Stored records:
******

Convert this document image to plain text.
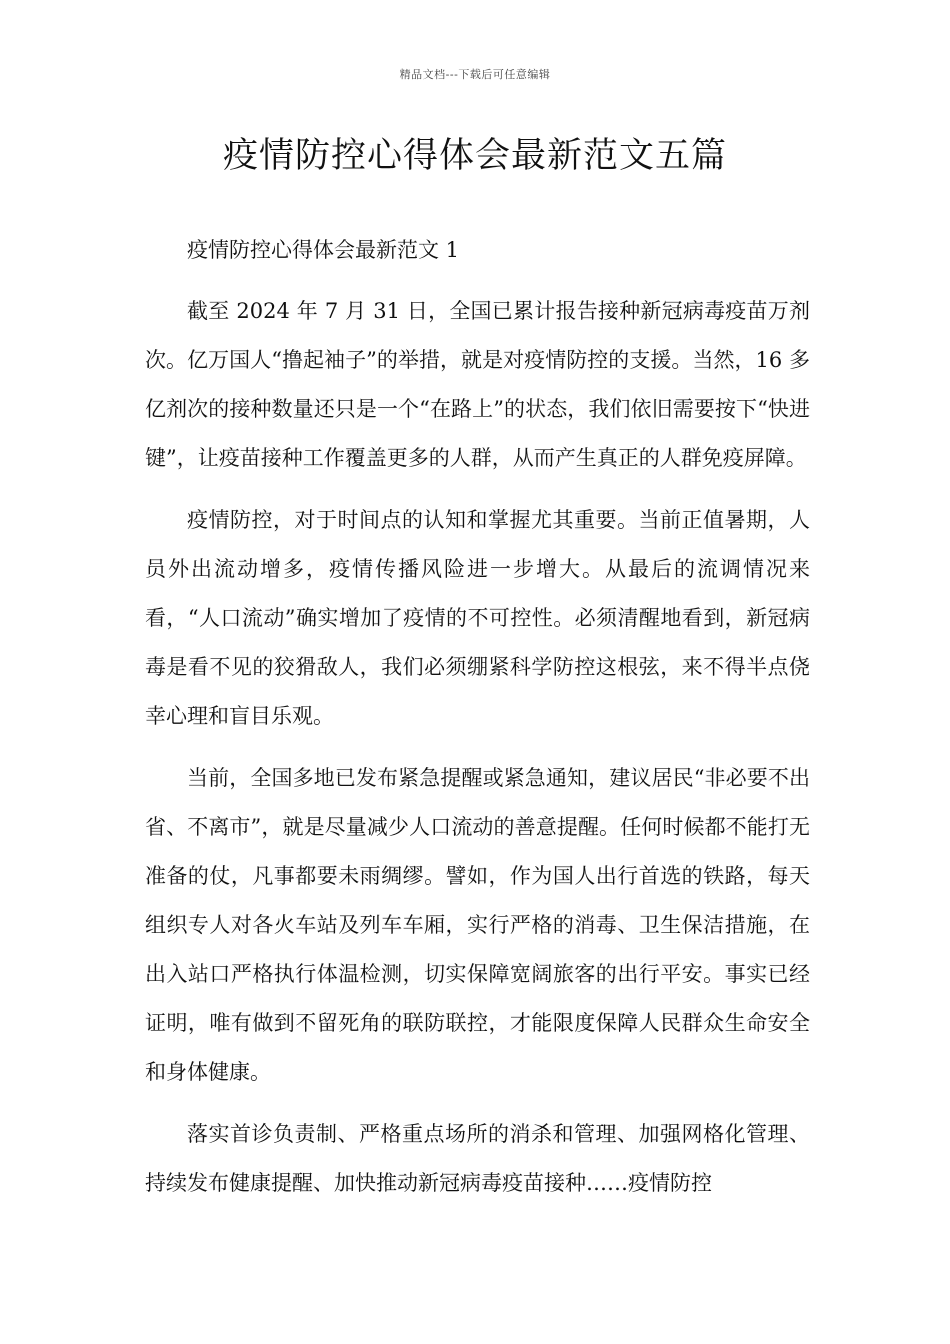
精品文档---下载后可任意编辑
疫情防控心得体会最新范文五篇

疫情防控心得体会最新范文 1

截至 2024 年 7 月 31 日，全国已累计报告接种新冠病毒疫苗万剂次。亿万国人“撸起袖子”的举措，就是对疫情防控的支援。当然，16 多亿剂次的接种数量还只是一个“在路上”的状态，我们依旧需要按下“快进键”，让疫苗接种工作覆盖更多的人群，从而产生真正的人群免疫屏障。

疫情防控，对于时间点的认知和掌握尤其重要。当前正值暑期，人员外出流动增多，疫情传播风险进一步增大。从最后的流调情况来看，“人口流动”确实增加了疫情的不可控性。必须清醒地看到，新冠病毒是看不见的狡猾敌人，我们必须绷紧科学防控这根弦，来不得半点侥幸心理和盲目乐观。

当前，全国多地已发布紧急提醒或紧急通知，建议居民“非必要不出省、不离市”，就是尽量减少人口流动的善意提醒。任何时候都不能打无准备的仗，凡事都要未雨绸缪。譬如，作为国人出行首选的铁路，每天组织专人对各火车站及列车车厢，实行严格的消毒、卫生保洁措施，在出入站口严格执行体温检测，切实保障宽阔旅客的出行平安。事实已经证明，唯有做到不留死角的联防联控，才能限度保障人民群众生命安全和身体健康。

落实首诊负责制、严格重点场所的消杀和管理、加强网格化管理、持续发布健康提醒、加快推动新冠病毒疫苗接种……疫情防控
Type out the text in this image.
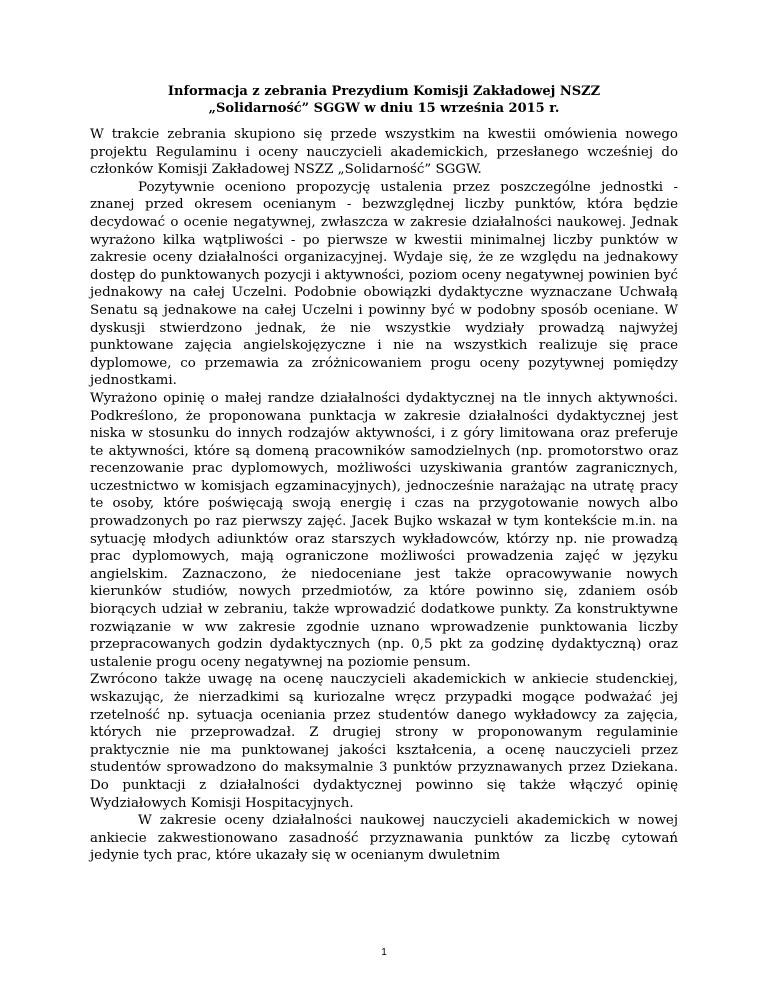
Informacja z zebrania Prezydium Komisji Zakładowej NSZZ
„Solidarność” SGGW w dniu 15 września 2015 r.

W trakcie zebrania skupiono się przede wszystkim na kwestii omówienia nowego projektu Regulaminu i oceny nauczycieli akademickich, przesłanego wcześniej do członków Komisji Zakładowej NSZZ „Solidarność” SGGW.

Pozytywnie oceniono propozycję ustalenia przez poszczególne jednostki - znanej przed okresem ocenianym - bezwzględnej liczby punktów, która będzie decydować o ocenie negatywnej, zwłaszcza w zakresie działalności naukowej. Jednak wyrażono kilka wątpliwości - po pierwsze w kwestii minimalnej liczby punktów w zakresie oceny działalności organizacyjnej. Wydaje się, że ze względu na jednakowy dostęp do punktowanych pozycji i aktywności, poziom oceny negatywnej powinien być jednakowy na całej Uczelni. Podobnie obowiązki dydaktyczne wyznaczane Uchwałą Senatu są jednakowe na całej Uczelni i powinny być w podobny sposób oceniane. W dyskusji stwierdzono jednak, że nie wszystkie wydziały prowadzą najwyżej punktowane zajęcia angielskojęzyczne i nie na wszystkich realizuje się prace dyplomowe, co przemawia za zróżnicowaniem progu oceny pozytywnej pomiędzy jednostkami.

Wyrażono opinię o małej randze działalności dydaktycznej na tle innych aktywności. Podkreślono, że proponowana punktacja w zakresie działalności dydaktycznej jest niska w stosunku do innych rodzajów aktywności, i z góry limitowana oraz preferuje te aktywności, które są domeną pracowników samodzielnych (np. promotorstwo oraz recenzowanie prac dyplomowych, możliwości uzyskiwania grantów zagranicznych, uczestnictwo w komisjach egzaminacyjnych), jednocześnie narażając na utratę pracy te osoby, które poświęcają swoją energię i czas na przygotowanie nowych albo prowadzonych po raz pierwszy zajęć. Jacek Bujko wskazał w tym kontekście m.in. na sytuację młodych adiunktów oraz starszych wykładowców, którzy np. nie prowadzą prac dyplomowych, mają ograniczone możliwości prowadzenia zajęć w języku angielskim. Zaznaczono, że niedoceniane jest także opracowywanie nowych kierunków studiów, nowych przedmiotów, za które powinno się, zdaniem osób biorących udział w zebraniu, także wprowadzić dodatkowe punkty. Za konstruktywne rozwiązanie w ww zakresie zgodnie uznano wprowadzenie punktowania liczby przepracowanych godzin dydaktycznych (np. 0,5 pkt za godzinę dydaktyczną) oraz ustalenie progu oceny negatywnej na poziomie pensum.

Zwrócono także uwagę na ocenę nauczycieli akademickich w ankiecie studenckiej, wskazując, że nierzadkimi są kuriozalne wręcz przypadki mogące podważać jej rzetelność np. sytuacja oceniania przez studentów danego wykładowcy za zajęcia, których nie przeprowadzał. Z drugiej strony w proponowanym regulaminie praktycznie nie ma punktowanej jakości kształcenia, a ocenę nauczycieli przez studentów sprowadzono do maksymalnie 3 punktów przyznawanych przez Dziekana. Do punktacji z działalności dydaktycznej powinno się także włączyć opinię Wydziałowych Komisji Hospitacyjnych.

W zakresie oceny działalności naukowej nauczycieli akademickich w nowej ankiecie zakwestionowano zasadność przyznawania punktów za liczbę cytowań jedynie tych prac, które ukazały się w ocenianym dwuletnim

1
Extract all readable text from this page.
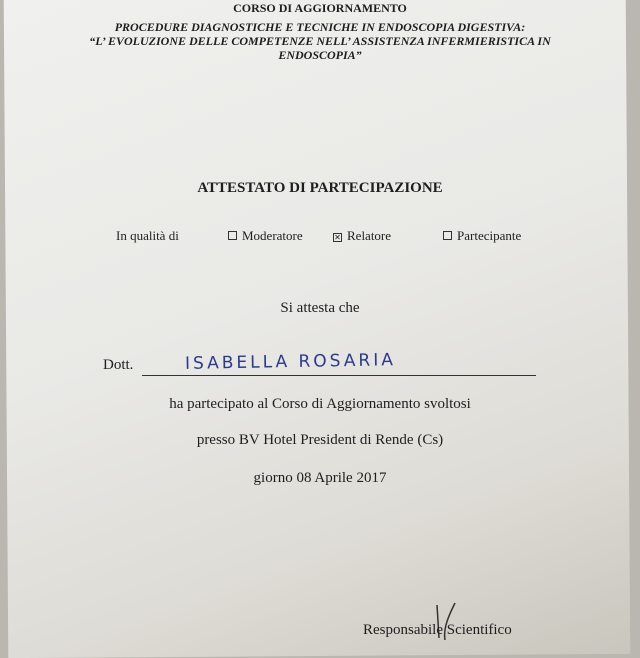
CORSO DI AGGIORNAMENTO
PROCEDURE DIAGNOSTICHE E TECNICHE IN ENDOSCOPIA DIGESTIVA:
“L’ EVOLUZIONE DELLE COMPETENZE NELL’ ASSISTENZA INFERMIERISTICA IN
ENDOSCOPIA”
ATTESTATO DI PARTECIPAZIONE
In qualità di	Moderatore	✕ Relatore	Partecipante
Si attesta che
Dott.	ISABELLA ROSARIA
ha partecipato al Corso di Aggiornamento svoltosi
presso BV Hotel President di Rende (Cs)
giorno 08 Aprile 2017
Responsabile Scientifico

******

Set task: Output a faithful copy of the data, with each picture left out.

Written reply:
Convert this document image to plain text.
精品文档---下载后可任意编辑
疫情防控心得体会最新范文五篇

疫情防控心得体会最新范文 1

截至 2024 年 7 月 31 日，全国已累计报告接种新冠病毒疫苗万剂次。亿万国人“撸起袖子”的举措，就是对疫情防控的支援。当然，16 多亿剂次的接种数量还只是一个“在路上”的状态，我们依旧需要按下“快进键”，让疫苗接种工作覆盖更多的人群，从而产生真正的人群免疫屏障。

疫情防控，对于时间点的认知和掌握尤其重要。当前正值暑期，人员外出流动增多，疫情传播风险进一步增大。从最后的流调情况来看，“人口流动”确实增加了疫情的不可控性。必须清醒地看到，新冠病毒是看不见的狡猾敌人，我们必须绷紧科学防控这根弦，来不得半点侥幸心理和盲目乐观。

当前，全国多地已发布紧急提醒或紧急通知，建议居民“非必要不出省、不离市”，就是尽量减少人口流动的善意提醒。任何时候都不能打无准备的仗，凡事都要未雨绸缪。譬如，作为国人出行首选的铁路，每天组织专人对各火车站及列车车厢，实行严格的消毒、卫生保洁措施，在出入站口严格执行体温检测，切实保障宽阔旅客的出行平安。事实已经证明，唯有做到不留死角的联防联控，才能限度保障人民群众生命安全和身体健康。

落实首诊负责制、严格重点场所的消杀和管理、加强网格化管理、持续发布健康提醒、加快推动新冠病毒疫苗接种……疫情防控
Type out the text in this image.
Informacja z zebrania Prezydium Komisji Zakładowej NSZZ
„Solidarność” SGGW w dniu 15 września 2015 r.

W trakcie zebrania skupiono się przede wszystkim na kwestii omówienia nowego projektu Regulaminu i oceny nauczycieli akademickich, przesłanego wcześniej do członków Komisji Zakładowej NSZZ „Solidarność” SGGW.

Pozytywnie oceniono propozycję ustalenia przez poszczególne jednostki - znanej przed okresem ocenianym - bezwzględnej liczby punktów, która będzie decydować o ocenie negatywnej, zwłaszcza w zakresie działalności naukowej. Jednak wyrażono kilka wątpliwości - po pierwsze w kwestii minimalnej liczby punktów w zakresie oceny działalności organizacyjnej. Wydaje się, że ze względu na jednakowy dostęp do punktowanych pozycji i aktywności, poziom oceny negatywnej powinien być jednakowy na całej Uczelni. Podobnie obowiązki dydaktyczne wyznaczane Uchwałą Senatu są jednakowe na całej Uczelni i powinny być w podobny sposób oceniane. W dyskusji stwierdzono jednak, że nie wszystkie wydziały prowadzą najwyżej punktowane zajęcia angielskojęzyczne i nie na wszystkich realizuje się prace dyplomowe, co przemawia za zróżnicowaniem progu oceny pozytywnej pomiędzy jednostkami.

Wyrażono opinię o małej randze działalności dydaktycznej na tle innych aktywności. Podkreślono, że proponowana punktacja w zakresie działalności dydaktycznej jest niska w stosunku do innych rodzajów aktywności, i z góry limitowana oraz preferuje te aktywności, które są domeną pracowników samodzielnych (np. promotorstwo oraz recenzowanie prac dyplomowych, możliwości uzyskiwania grantów zagranicznych, uczestnictwo w komisjach egzaminacyjnych), jednocześnie narażając na utratę pracy te osoby, które poświęcają swoją energię i czas na przygotowanie nowych albo prowadzonych po raz pierwszy zajęć. Jacek Bujko wskazał w tym kontekście m.in. na sytuację młodych adiunktów oraz starszych wykładowców, którzy np. nie prowadzą prac dyplomowych, mają ograniczone możliwości prowadzenia zajęć w języku angielskim. Zaznaczono, że niedoceniane jest także opracowywanie nowych kierunków studiów, nowych przedmiotów, za które powinno się, zdaniem osób biorących udział w zebraniu, także wprowadzić dodatkowe punkty. Za konstruktywne rozwiązanie w ww zakresie zgodnie uznano wprowadzenie punktowania liczby przepracowanych godzin dydaktycznych (np. 0,5 pkt za godzinę dydaktyczną) oraz ustalenie progu oceny negatywnej na poziomie pensum.

Zwrócono także uwagę na ocenę nauczycieli akademickich w ankiecie studenckiej, wskazując, że nierzadkimi są kuriozalne wręcz przypadki mogące podważać jej rzetelność np. sytuacja oceniania przez studentów danego wykładowcy za zajęcia, których nie przeprowadzał. Z drugiej strony w proponowanym regulaminie praktycznie nie ma punktowanej jakości kształcenia, a ocenę nauczycieli przez studentów sprowadzono do maksymalnie 3 punktów przyznawanych przez Dziekana. Do punktacji z działalności dydaktycznej powinno się także włączyć opinię Wydziałowych Komisji Hospitacyjnych.

W zakresie oceny działalności naukowej nauczycieli akademickich w nowej ankiecie zakwestionowano zasadność przyznawania punktów za liczbę cytowań jedynie tych prac, które ukazały się w ocenianym dwuletnim

1
Extract all readable text from this page.
CORSO DI AGGIORNAMENTO
PROCEDURE DIAGNOSTICHE E TECNICHE IN ENDOSCOPIA DIGESTIVA:
“L’ EVOLUZIONE DELLE COMPETENZE NELL’ ASSISTENZA INFERMIERISTICA IN
ENDOSCOPIA”
ATTESTATO DI PARTECIPAZIONE
In qualità di	Moderatore	✕ Relatore	Partecipante
Si attesta che
Dott.	ISABELLA ROSARIA
ha partecipato al Corso di Aggiornamento svoltosi
presso BV Hotel President di Rende (Cs)
giorno 08 Aprile 2017
Responsabile Scientifico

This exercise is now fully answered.